For the entries that follow, state how many lines include the word "Wash", giving the number and nothing else.

=-=-=

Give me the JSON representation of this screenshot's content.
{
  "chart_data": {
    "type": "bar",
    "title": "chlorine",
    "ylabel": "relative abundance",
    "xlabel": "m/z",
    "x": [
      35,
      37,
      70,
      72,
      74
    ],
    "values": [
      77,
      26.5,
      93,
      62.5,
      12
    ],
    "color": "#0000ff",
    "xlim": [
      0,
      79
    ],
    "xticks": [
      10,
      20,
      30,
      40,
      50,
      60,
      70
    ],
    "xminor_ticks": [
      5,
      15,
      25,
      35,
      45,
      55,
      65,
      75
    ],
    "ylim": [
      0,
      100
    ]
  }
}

=-=-=

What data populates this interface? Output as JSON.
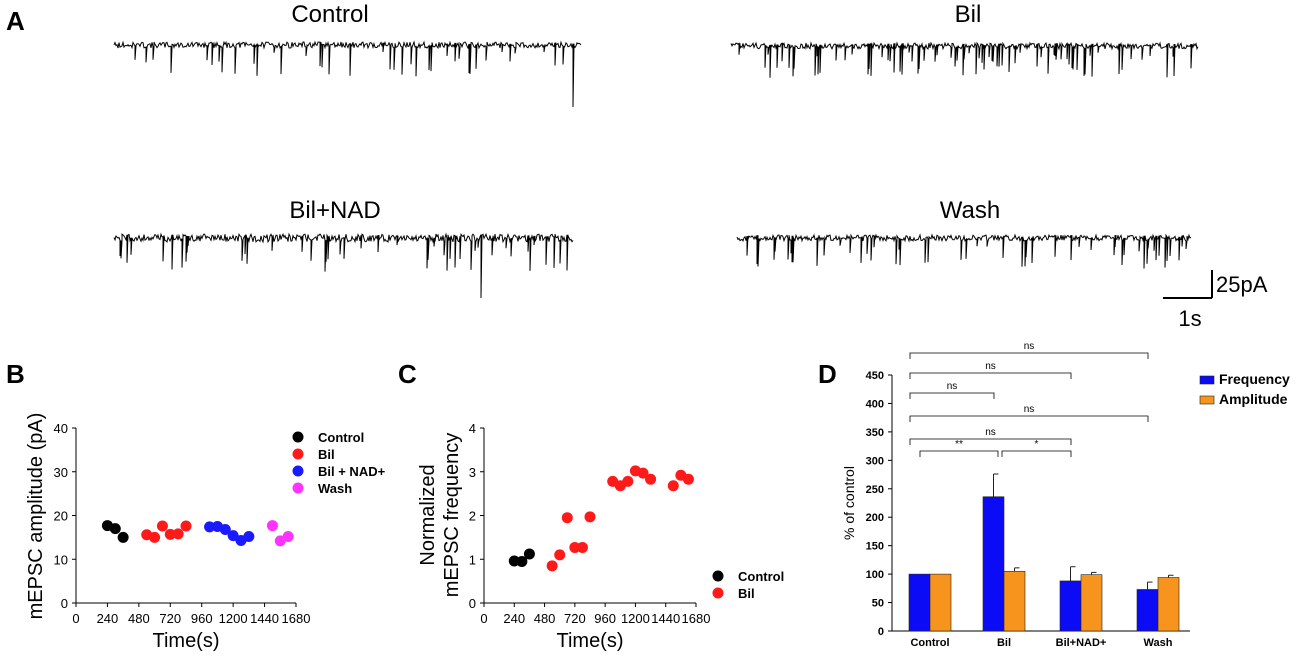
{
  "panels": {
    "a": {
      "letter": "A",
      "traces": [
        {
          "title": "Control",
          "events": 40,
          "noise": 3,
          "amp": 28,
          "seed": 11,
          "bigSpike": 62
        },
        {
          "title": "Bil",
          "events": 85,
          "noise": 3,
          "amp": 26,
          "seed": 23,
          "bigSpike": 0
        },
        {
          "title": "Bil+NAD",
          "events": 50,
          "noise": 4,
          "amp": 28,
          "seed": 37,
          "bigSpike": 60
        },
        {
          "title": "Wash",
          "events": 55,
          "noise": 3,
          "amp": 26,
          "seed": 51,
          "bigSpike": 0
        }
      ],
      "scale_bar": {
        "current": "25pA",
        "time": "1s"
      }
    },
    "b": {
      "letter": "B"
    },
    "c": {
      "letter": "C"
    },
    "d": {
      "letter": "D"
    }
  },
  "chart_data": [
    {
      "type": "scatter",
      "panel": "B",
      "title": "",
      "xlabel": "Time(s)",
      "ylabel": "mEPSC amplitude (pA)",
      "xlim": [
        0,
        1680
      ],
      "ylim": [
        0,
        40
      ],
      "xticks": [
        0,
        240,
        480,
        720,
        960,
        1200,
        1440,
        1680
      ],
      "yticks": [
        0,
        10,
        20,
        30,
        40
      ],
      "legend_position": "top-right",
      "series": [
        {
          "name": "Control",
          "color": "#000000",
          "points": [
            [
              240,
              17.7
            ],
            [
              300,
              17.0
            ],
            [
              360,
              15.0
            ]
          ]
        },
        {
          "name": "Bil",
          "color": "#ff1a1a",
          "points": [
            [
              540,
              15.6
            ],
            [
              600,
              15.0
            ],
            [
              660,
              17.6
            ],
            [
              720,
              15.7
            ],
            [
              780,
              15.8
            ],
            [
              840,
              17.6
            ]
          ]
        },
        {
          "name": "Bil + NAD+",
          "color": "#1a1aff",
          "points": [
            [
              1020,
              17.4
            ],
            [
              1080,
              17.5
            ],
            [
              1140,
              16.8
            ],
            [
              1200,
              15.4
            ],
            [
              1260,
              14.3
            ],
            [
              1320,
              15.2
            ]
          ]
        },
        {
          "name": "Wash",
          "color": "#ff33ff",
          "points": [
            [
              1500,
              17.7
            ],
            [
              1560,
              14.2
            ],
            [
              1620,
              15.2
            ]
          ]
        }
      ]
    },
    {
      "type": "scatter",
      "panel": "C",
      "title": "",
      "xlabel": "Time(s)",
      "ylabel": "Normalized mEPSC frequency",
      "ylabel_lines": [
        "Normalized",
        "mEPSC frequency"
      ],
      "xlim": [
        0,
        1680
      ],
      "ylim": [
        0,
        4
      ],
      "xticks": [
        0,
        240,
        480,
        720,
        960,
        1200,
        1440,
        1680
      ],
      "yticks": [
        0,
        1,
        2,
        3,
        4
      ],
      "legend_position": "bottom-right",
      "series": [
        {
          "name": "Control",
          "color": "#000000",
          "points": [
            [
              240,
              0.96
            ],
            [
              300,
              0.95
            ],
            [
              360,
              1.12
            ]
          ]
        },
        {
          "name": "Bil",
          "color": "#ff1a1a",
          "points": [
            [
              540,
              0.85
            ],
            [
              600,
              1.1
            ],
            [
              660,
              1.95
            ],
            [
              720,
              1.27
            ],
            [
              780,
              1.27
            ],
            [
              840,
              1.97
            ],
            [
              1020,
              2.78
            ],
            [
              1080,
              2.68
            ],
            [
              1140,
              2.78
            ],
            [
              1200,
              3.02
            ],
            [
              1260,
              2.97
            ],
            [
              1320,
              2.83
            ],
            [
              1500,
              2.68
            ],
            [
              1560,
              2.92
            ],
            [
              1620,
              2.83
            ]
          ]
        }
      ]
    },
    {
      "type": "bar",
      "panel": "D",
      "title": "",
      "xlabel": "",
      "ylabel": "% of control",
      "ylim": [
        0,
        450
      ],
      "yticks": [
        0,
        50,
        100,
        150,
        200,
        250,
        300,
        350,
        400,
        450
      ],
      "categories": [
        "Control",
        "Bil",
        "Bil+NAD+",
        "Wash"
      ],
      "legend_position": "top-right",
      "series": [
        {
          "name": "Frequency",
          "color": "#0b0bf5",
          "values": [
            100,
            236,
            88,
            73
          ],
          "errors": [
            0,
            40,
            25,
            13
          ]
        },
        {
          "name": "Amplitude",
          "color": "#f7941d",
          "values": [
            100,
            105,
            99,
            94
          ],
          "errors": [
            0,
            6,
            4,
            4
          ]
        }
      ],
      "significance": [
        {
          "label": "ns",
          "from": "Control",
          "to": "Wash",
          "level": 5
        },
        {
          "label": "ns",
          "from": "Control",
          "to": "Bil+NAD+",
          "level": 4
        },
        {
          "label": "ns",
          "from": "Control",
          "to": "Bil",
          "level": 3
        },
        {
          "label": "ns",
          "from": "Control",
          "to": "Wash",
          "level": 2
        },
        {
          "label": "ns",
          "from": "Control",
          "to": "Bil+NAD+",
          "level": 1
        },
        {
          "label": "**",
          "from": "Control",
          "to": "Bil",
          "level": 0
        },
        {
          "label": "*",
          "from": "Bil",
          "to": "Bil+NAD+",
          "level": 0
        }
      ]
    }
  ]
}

=-=-=

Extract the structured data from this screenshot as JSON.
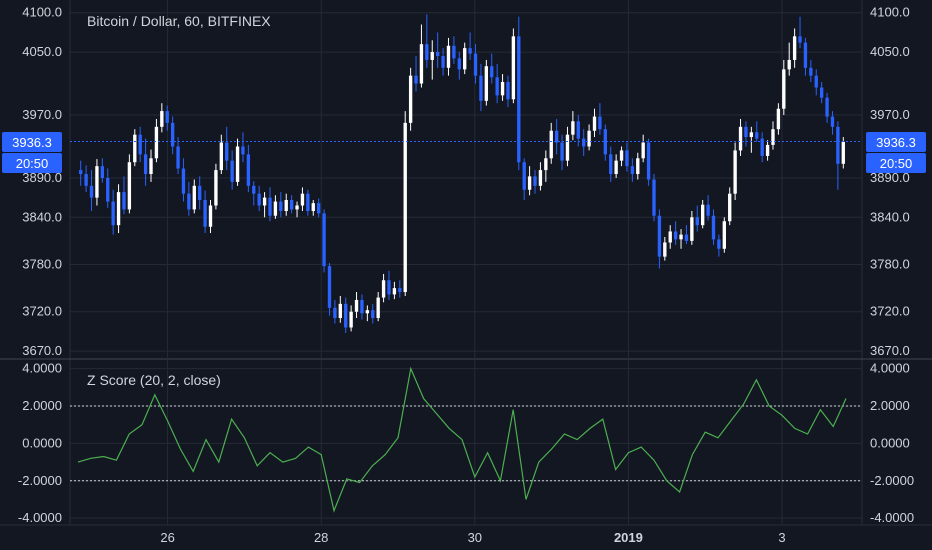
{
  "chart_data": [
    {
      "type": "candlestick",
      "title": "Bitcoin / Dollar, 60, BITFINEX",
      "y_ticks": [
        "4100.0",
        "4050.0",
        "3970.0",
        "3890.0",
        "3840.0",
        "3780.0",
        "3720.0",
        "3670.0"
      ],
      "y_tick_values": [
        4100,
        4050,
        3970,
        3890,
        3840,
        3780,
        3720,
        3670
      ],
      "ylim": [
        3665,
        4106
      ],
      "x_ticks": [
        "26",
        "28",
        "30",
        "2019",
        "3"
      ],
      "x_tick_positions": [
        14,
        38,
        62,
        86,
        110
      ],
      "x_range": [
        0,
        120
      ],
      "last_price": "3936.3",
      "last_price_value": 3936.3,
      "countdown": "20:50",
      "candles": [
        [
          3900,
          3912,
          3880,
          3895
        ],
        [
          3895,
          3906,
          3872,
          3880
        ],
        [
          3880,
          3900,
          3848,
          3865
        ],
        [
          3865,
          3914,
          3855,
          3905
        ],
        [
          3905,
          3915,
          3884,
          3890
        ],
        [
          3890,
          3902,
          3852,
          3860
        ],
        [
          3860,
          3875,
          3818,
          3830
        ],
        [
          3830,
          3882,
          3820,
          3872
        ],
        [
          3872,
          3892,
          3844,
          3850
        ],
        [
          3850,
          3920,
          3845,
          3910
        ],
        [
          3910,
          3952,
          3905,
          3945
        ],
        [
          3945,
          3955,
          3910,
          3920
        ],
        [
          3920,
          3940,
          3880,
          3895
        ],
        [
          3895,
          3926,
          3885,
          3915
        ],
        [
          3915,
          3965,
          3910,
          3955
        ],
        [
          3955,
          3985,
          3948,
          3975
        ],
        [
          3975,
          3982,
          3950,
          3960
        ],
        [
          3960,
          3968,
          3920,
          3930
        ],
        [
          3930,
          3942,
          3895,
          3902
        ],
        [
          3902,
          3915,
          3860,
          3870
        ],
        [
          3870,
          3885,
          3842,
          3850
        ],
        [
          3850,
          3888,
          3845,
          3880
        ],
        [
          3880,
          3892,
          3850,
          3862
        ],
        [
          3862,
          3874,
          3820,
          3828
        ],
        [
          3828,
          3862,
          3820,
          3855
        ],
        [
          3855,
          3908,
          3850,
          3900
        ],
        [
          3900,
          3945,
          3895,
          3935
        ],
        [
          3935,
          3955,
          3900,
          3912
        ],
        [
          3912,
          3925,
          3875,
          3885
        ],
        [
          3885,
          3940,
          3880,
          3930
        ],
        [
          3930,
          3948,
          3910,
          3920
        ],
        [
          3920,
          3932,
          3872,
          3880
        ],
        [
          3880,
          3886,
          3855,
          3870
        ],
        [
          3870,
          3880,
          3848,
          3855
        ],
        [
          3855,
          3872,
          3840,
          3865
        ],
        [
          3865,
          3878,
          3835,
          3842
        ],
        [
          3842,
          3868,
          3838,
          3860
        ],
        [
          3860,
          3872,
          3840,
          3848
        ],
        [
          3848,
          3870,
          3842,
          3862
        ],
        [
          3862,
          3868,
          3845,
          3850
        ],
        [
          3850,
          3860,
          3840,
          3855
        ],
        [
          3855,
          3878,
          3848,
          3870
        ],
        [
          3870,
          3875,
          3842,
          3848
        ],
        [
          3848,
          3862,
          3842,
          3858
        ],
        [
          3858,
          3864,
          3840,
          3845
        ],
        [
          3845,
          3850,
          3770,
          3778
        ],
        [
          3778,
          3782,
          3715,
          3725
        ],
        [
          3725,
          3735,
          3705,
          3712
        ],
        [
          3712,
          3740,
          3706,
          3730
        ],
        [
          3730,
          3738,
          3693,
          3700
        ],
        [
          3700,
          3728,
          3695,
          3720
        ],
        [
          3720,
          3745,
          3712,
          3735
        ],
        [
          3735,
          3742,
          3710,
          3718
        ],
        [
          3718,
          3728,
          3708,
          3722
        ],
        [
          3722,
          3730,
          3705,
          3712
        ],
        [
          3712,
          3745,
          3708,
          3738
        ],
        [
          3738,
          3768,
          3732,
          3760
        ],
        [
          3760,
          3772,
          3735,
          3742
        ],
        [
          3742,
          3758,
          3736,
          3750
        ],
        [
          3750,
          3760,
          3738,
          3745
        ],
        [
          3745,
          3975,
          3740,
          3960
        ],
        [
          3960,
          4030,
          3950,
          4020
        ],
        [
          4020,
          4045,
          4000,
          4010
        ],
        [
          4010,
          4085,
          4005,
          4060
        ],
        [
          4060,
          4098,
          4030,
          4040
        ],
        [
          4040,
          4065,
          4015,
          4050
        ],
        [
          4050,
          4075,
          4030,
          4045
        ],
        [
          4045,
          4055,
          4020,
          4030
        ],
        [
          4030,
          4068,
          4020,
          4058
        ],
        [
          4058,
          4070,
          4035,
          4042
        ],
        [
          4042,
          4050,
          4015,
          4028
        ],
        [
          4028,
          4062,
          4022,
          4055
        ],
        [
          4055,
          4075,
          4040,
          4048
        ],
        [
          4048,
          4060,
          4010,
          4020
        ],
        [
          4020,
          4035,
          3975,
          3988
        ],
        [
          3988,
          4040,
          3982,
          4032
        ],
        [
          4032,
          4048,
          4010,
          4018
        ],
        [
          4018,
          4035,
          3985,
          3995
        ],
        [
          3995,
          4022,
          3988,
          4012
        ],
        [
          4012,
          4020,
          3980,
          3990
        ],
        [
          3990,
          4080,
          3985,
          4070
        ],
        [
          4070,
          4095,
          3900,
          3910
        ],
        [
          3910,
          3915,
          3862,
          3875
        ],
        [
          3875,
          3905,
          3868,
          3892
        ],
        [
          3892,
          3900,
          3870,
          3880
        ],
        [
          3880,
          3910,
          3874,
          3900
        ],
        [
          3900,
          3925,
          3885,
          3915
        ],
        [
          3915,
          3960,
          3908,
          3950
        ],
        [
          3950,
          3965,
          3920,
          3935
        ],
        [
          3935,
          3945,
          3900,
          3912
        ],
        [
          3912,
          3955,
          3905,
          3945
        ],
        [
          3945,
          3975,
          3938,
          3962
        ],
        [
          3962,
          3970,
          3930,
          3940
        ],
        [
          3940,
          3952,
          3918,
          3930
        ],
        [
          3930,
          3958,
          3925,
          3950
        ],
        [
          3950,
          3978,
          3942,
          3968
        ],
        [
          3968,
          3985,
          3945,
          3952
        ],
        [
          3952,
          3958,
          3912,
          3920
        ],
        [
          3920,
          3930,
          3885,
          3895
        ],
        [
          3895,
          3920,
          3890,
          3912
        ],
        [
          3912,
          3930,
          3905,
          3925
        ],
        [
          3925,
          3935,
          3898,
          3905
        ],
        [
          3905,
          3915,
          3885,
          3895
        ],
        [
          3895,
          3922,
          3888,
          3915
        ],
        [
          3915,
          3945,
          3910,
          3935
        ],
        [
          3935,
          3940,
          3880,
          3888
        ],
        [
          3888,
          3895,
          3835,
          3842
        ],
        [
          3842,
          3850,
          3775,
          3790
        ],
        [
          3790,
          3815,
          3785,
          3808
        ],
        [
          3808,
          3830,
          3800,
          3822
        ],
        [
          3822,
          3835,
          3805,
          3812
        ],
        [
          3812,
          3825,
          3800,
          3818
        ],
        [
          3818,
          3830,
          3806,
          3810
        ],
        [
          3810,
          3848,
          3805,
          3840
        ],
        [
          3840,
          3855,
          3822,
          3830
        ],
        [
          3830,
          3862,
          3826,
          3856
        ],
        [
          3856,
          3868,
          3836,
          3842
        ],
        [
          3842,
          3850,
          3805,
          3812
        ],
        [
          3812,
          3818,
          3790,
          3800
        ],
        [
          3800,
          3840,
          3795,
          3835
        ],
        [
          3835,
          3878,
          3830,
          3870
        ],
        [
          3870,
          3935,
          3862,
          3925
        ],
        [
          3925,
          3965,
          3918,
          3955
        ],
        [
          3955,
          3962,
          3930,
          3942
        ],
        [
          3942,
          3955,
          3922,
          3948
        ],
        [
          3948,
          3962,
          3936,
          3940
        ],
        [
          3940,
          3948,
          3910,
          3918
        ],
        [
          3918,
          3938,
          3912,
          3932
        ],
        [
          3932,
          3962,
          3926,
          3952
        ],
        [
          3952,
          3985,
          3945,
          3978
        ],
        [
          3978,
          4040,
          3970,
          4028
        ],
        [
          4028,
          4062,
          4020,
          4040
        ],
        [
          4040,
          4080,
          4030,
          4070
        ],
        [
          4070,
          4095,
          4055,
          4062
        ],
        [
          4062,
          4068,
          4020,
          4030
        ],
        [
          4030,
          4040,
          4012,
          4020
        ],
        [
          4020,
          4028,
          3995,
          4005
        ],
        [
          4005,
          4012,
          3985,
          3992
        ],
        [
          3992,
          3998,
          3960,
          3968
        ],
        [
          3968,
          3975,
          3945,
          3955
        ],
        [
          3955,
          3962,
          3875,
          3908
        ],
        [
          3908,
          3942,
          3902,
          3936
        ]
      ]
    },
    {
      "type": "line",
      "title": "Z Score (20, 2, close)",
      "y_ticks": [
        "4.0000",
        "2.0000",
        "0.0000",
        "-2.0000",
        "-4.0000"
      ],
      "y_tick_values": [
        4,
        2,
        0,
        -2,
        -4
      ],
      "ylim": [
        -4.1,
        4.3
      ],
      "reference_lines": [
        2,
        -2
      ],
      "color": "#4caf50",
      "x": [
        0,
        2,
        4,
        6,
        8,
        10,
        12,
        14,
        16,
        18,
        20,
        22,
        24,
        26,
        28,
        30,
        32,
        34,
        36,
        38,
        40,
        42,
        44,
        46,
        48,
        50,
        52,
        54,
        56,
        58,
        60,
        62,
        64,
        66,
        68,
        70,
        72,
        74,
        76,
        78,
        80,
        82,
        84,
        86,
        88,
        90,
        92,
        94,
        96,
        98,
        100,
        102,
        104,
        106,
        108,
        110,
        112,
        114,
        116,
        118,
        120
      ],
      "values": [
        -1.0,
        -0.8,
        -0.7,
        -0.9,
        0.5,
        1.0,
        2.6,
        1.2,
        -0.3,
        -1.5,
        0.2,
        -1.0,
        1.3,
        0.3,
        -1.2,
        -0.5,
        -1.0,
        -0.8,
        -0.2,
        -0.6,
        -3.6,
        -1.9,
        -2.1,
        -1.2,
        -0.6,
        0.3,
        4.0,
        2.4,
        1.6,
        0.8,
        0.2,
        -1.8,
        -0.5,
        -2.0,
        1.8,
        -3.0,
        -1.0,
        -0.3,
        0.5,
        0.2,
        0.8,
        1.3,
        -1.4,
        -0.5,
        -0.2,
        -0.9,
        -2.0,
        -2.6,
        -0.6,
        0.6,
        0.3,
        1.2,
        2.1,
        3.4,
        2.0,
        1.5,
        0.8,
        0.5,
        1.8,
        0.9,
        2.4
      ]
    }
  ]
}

=-=-=

**EXERCISE OUTPUT:** 5